[WHAT IS ASKED] Return all lines that include the string "were".

[SOURCE MATERIAL]
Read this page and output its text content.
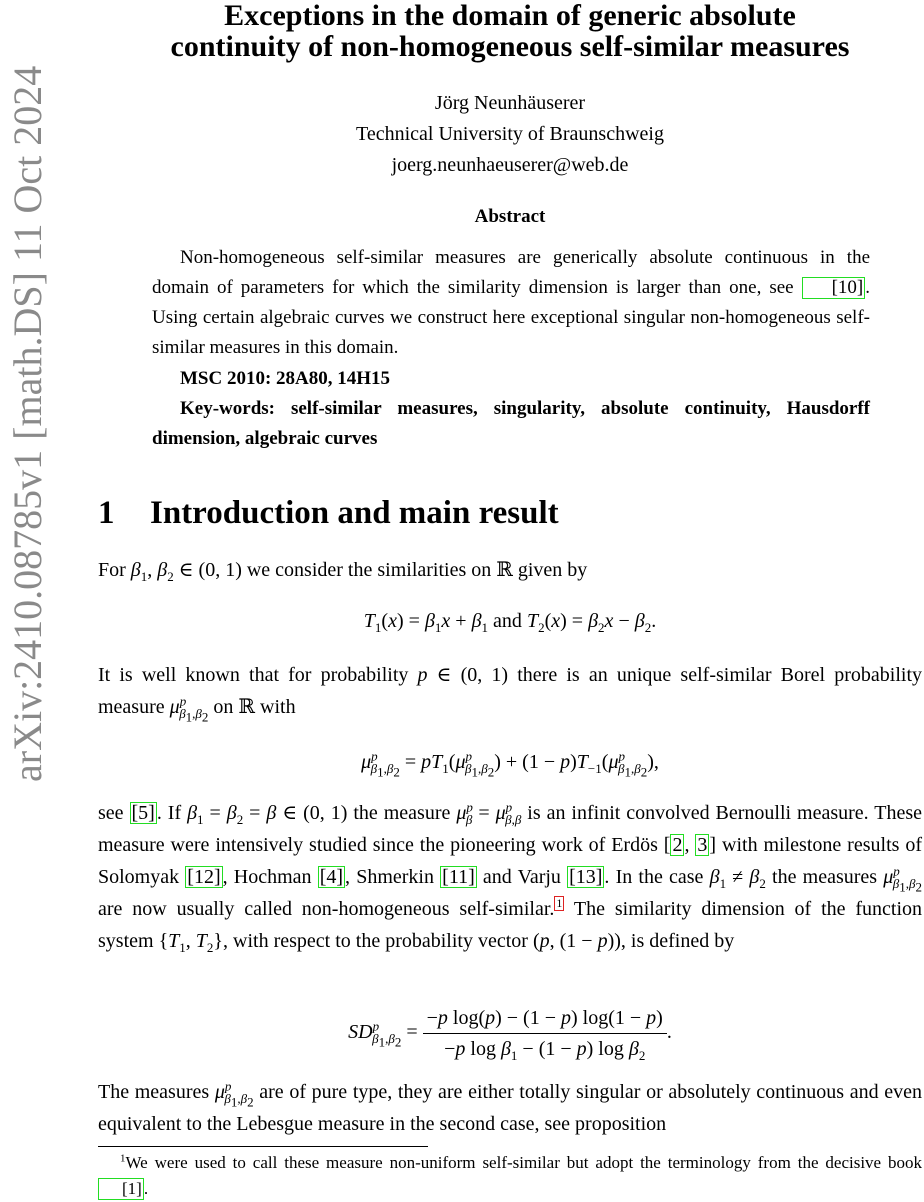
arXiv:2410.08785v1 [math.DS] 11 Oct 2024
Exceptions in the domain of generic absolute
continuity of non-homogeneous self-similar measures
Jörg Neunhäuserer
Technical University of Braunschweig
joerg.neunhaeuserer@web.de
Abstract
Non-homogeneous self-similar measures are generically absolute continuous in the domain of parameters for which the similarity dimension is larger than one, see [10] . Using certain algebraic curves we construct here exceptional singular non-homogeneous self-similar measures in this domain.
MSC 2010: 28A80, 14H15
Key-words: self-similar measures, singularity, absolute continuity, Hausdorff dimension, algebraic curves
1 Introduction and main result
For $\beta_1$, $\beta_2$ ∈ (0, 1) we consider the similarities on ℝ given by
$T_1(x) = \beta_1x + \beta_1$ and $T_2(x) = \beta_2x - \beta_2$.
It is well known that for probability p ∈ (0, 1) there is an unique self-similar Borel probability measure $\mu^p_{\beta_1,\beta_2}$ on ℝ with
$\mu^p_{\beta_1,\beta_2} = pT_1(\mu^p_{\beta_1,\beta_2}) + (1 - p)T_{-1}(\mu^p_{\beta_1,\beta_2})$,
see [5] . If $\beta_1 = \beta_2 = \beta$ ∈ (0, 1) the measure $\mu^p_\beta = \mu^p_{\beta,\beta}$ is an infinit convolved Bernoulli measure. These measure were intensively studied since the pioneering work of Erdös [ 2 , 3 ] with milestone results of Solomyak [12] , Hochman [4] , Shmerkin [11] and Varju [13] . In the case $\beta_1 \ne \beta_2$ the measures $\mu^p_{\beta_1,\beta_2}$ are now usually called non-homogeneous self-similar. 1 The similarity dimension of the function system {$T_1$, $T_2$}, with respect to the probability vector (p, (1 − p)), is defined by
$SD^p_{\beta_1,\beta_2} = \frac{\text{−p log(p) − (1 − p) log(1 − p)}}{-p \log \beta_1 - (1 - p) \log \beta_2}$ .
The measures $\mu^p_{\beta_1,\beta_2}$ are of pure type, they are either totally singular or absolutely continuous and even equivalent to the Lebesgue measure in the second case, see proposition
$^1$We were used to call these measure non-uniform self-similar but adopt the terminology from the decisive book [1] .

[ANSWER TO THIS TASK]
see [5] . If $\beta_1 = \beta_2 = \beta$ ∈ (0, 1) the measure $\mu^p_\beta = \mu^p_{\beta,\beta}$ is an infinit convolved Bernoulli measure. These measure were intensively studied since the pioneering work of Erdös [ 2 , 3 ] with milestone results of Solomyak [12] , Hochman [4] , Shmerkin [11] and Varju [13] . In the case $\beta_1 \ne \beta_2$ the measures $\mu^p_{\beta_1,\beta_2}$ are now usually called non-homogeneous self-similar. 1 The similarity dimension of the function system {$T_1$, $T_2$}, with respect to the probability vector (p, (1 − p)), is defined by
$^1$We were used to call these measure non-uniform self-similar but adopt the terminology from the decisive book [1] .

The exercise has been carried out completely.